Data entries
+--

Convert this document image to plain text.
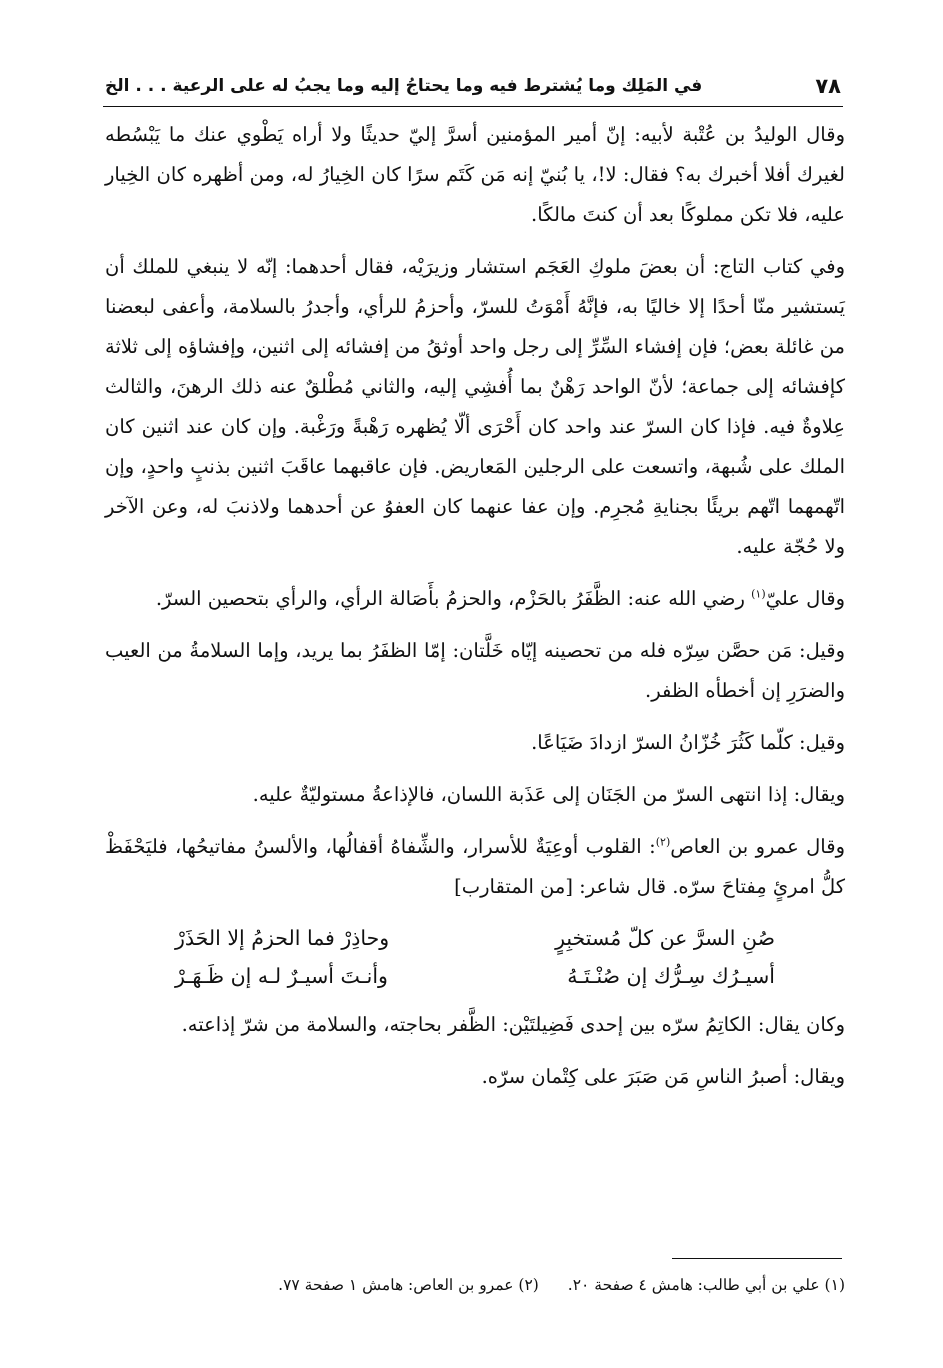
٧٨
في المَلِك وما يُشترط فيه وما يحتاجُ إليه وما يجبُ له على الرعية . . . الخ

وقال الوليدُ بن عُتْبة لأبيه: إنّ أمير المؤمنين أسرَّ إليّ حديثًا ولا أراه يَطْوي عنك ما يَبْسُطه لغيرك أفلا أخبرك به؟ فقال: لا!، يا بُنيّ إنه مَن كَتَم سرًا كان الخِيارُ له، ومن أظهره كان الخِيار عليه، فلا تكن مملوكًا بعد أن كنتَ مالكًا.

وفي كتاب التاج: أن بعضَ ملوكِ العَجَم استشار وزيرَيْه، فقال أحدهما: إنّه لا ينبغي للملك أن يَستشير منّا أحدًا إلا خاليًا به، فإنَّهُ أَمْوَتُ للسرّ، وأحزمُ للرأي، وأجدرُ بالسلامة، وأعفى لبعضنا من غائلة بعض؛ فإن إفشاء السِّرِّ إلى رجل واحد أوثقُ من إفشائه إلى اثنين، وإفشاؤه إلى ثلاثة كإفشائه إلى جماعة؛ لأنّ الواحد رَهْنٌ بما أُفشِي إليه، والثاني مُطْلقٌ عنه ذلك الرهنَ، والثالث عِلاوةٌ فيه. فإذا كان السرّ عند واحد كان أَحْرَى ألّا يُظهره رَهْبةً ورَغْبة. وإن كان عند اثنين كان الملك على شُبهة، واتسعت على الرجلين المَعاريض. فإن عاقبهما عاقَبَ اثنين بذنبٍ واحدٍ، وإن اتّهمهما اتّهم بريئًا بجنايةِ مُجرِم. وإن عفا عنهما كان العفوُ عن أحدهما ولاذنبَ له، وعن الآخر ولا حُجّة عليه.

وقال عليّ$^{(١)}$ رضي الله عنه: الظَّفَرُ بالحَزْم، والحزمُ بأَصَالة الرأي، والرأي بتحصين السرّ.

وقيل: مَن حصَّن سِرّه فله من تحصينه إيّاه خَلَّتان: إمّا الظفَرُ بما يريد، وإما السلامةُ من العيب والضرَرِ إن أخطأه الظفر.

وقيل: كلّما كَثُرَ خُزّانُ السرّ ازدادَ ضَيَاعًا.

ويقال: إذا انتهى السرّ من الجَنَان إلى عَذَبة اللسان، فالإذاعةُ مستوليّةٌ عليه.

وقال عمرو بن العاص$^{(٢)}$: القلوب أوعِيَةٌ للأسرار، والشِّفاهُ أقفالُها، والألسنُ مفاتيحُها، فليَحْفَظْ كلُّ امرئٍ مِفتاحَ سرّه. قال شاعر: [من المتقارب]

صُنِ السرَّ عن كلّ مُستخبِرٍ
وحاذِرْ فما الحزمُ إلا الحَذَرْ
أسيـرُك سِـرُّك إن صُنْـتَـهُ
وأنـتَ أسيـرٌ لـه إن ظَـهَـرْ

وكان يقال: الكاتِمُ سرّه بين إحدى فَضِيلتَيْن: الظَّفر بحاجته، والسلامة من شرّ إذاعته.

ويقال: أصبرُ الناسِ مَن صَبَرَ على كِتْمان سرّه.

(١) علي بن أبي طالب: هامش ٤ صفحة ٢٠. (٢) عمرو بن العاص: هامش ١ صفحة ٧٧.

+--

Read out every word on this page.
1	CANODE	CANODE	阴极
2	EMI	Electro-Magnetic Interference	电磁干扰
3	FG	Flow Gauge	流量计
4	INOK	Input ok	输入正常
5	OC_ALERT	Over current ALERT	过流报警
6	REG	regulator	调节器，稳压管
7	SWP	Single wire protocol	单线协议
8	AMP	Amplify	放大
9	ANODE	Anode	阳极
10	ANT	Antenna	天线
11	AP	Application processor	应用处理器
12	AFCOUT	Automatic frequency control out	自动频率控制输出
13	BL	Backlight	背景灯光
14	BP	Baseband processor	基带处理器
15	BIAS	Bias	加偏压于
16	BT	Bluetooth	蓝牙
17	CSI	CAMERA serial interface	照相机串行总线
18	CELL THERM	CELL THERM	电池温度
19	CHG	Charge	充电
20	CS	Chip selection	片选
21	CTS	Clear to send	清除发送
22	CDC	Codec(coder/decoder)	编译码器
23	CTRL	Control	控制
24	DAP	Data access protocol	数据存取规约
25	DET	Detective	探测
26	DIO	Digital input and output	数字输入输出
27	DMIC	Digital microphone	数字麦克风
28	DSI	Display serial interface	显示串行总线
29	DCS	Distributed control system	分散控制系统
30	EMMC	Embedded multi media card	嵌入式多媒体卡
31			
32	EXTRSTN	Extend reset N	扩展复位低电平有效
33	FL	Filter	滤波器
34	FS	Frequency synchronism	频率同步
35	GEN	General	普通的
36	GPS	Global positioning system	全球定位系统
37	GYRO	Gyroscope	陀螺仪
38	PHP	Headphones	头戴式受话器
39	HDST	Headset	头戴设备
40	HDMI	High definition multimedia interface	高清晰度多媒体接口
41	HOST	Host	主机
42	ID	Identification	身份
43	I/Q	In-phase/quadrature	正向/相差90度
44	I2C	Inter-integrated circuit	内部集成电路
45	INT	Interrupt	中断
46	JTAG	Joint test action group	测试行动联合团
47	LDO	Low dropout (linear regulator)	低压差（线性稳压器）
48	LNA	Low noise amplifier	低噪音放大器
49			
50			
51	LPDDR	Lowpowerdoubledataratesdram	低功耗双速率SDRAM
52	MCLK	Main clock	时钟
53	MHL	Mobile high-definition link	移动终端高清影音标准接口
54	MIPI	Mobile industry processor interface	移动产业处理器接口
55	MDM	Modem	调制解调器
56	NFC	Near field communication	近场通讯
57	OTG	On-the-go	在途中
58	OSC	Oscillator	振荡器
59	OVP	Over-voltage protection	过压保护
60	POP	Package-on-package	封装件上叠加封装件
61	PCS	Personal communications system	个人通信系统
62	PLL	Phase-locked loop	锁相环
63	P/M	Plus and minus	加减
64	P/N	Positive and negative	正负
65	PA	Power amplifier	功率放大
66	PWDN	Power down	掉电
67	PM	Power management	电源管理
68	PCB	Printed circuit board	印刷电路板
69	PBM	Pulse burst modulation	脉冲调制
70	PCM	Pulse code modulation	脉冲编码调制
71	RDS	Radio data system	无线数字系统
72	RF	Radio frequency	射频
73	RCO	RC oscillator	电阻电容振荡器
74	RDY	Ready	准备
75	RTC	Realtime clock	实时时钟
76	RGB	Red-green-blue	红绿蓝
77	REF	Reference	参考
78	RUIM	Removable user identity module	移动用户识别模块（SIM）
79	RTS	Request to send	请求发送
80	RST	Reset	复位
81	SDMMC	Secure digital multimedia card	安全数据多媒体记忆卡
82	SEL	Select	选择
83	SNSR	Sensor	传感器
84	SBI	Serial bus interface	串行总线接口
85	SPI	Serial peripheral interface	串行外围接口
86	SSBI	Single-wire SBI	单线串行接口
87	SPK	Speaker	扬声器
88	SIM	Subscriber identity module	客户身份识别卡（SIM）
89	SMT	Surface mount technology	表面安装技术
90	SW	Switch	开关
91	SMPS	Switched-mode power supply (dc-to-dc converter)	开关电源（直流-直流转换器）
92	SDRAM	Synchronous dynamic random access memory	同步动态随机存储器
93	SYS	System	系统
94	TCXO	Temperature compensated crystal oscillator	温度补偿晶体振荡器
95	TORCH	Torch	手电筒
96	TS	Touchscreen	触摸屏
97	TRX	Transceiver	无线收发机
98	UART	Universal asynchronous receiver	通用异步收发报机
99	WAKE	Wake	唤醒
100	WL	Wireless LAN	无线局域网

+--

(Goal):
Check each line of the data above for the word "clock" and say how many lines contain it, giving nothing besides the number.

(The output):
2